◆ Task to carry out ◆
Can the data below be set down again exactly, line for line?

◆ Provided data ◆
--

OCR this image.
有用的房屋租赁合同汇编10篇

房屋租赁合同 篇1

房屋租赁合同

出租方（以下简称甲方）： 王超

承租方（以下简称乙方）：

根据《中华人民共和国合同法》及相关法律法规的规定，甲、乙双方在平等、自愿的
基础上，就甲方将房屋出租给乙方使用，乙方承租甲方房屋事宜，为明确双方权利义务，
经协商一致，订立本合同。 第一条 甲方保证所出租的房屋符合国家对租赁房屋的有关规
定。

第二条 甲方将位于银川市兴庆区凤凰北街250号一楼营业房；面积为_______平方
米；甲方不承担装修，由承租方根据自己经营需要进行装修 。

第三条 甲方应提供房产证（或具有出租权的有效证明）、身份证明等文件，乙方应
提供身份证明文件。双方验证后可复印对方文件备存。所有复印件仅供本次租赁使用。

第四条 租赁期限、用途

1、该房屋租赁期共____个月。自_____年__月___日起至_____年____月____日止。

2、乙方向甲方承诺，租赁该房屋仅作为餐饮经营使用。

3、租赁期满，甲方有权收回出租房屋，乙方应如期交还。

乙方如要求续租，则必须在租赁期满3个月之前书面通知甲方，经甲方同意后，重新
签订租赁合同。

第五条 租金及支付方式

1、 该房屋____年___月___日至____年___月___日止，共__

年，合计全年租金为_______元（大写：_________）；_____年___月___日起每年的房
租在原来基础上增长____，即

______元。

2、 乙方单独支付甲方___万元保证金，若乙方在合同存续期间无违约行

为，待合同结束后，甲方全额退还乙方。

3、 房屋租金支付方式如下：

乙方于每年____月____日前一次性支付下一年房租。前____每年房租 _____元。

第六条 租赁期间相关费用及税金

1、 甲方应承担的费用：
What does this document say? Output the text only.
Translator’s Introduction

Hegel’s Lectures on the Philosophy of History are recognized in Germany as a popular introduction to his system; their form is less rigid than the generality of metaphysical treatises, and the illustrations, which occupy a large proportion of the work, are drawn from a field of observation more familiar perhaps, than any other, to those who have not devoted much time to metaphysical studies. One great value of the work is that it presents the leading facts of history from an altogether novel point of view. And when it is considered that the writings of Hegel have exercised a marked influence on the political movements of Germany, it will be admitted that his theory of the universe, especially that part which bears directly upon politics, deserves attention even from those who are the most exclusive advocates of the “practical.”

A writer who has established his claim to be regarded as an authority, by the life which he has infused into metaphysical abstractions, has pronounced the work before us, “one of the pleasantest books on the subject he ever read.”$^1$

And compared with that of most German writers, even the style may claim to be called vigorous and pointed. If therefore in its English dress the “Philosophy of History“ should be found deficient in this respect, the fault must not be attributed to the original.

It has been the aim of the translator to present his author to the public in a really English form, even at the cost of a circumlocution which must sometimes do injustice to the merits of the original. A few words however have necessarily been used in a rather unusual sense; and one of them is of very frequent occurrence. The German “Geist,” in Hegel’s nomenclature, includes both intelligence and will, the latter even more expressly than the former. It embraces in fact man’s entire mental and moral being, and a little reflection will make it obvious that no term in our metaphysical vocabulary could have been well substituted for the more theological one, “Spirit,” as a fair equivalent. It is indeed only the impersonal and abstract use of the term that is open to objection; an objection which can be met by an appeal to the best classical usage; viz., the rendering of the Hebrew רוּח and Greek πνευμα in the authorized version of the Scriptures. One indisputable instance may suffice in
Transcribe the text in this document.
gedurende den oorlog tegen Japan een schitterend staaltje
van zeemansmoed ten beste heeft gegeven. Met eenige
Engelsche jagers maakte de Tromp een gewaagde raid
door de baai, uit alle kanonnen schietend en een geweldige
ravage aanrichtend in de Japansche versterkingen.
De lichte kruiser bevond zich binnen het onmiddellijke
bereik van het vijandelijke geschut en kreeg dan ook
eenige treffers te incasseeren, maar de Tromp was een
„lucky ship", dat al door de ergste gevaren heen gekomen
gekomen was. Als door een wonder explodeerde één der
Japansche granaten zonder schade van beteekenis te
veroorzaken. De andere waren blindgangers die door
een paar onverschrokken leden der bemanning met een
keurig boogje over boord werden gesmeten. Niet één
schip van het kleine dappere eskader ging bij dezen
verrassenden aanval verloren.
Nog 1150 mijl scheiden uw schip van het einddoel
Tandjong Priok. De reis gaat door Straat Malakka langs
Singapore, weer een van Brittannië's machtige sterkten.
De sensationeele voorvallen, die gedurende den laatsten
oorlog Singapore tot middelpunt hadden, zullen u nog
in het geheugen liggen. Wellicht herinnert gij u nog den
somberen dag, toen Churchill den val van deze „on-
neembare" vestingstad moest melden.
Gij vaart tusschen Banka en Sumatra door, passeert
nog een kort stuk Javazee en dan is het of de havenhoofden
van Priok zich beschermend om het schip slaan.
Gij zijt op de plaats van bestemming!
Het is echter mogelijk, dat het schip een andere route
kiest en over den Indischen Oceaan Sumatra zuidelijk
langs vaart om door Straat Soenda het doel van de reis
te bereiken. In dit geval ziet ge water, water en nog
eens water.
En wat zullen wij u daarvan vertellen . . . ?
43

--

◆ Result of this exercise ◆
OCR this image.
有用的房屋租赁合同汇编10篇

房屋租赁合同 篇1

房屋租赁合同

出租方（以下简称甲方）： 王超

承租方（以下简称乙方）：

根据《中华人民共和国合同法》及相关法律法规的规定，甲、乙双方在平等、自愿的
基础上，就甲方将房屋出租给乙方使用，乙方承租甲方房屋事宜，为明确双方权利义务，
经协商一致，订立本合同。 第一条 甲方保证所出租的房屋符合国家对租赁房屋的有关规
定。

第二条 甲方将位于银川市兴庆区凤凰北街250号一楼营业房；面积为_______平方
米；甲方不承担装修，由承租方根据自己经营需要进行装修 。

第三条 甲方应提供房产证（或具有出租权的有效证明）、身份证明等文件，乙方应
提供身份证明文件。双方验证后可复印对方文件备存。所有复印件仅供本次租赁使用。

第四条 租赁期限、用途

1、该房屋租赁期共____个月。自_____年__月___日起至_____年____月____日止。

2、乙方向甲方承诺，租赁该房屋仅作为餐饮经营使用。

3、租赁期满，甲方有权收回出租房屋，乙方应如期交还。

乙方如要求续租，则必须在租赁期满3个月之前书面通知甲方，经甲方同意后，重新
签订租赁合同。

第五条 租金及支付方式

1、 该房屋____年___月___日至____年___月___日止，共__

年，合计全年租金为_______元（大写：_________）；_____年___月___日起每年的房
租在原来基础上增长____，即

______元。

2、 乙方单独支付甲方___万元保证金，若乙方在合同存续期间无违约行

为，待合同结束后，甲方全额退还乙方。

3、 房屋租金支付方式如下：

乙方于每年____月____日前一次性支付下一年房租。前____每年房租 _____元。

第六条 租赁期间相关费用及税金

1、 甲方应承担的费用：
What does this document say? Output the text only.
Translator’s Introduction

Hegel’s Lectures on the Philosophy of History are recognized in Germany as a popular introduction to his system; their form is less rigid than the generality of metaphysical treatises, and the illustrations, which occupy a large proportion of the work, are drawn from a field of observation more familiar perhaps, than any other, to those who have not devoted much time to metaphysical studies. One great value of the work is that it presents the leading facts of history from an altogether novel point of view. And when it is considered that the writings of Hegel have exercised a marked influence on the political movements of Germany, it will be admitted that his theory of the universe, especially that part which bears directly upon politics, deserves attention even from those who are the most exclusive advocates of the “practical.”

A writer who has established his claim to be regarded as an authority, by the life which he has infused into metaphysical abstractions, has pronounced the work before us, “one of the pleasantest books on the subject he ever read.”$^1$

And compared with that of most German writers, even the style may claim to be called vigorous and pointed. If therefore in its English dress the “Philosophy of History“ should be found deficient in this respect, the fault must not be attributed to the original.

It has been the aim of the translator to present his author to the public in a really English form, even at the cost of a circumlocution which must sometimes do injustice to the merits of the original. A few words however have necessarily been used in a rather unusual sense; and one of them is of very frequent occurrence. The German “Geist,” in Hegel’s nomenclature, includes both intelligence and will, the latter even more expressly than the former. It embraces in fact man’s entire mental and moral being, and a little reflection will make it obvious that no term in our metaphysical vocabulary could have been well substituted for the more theological one, “Spirit,” as a fair equivalent. It is indeed only the impersonal and abstract use of the term that is open to objection; an objection which can be met by an appeal to the best classical usage; viz., the rendering of the Hebrew רוּח and Greek πνευμα in the authorized version of the Scriptures. One indisputable instance may suffice in
Transcribe the text in this document.
gedurende den oorlog tegen Japan een schitterend staaltje
van zeemansmoed ten beste heeft gegeven. Met eenige
Engelsche jagers maakte de Tromp een gewaagde raid
door de baai, uit alle kanonnen schietend en een geweldige
ravage aanrichtend in de Japansche versterkingen.
De lichte kruiser bevond zich binnen het onmiddellijke
bereik van het vijandelijke geschut en kreeg dan ook
eenige treffers te incasseeren, maar de Tromp was een
„lucky ship", dat al door de ergste gevaren heen gekomen
gekomen was. Als door een wonder explodeerde één der
Japansche granaten zonder schade van beteekenis te
veroorzaken. De andere waren blindgangers die door
een paar onverschrokken leden der bemanning met een
keurig boogje over boord werden gesmeten. Niet één
schip van het kleine dappere eskader ging bij dezen
verrassenden aanval verloren.
Nog 1150 mijl scheiden uw schip van het einddoel
Tandjong Priok. De reis gaat door Straat Malakka langs
Singapore, weer een van Brittannië's machtige sterkten.
De sensationeele voorvallen, die gedurende den laatsten
oorlog Singapore tot middelpunt hadden, zullen u nog
in het geheugen liggen. Wellicht herinnert gij u nog den
somberen dag, toen Churchill den val van deze „on-
neembare" vestingstad moest melden.
Gij vaart tusschen Banka en Sumatra door, passeert
nog een kort stuk Javazee en dan is het of de havenhoofden
van Priok zich beschermend om het schip slaan.
Gij zijt op de plaats van bestemming!
Het is echter mogelijk, dat het schip een andere route
kiest en over den Indischen Oceaan Sumatra zuidelijk
langs vaart om door Straat Soenda het doel van de reis
te bereiken. In dit geval ziet ge water, water en nog
eens water.
En wat zullen wij u daarvan vertellen . . . ?
43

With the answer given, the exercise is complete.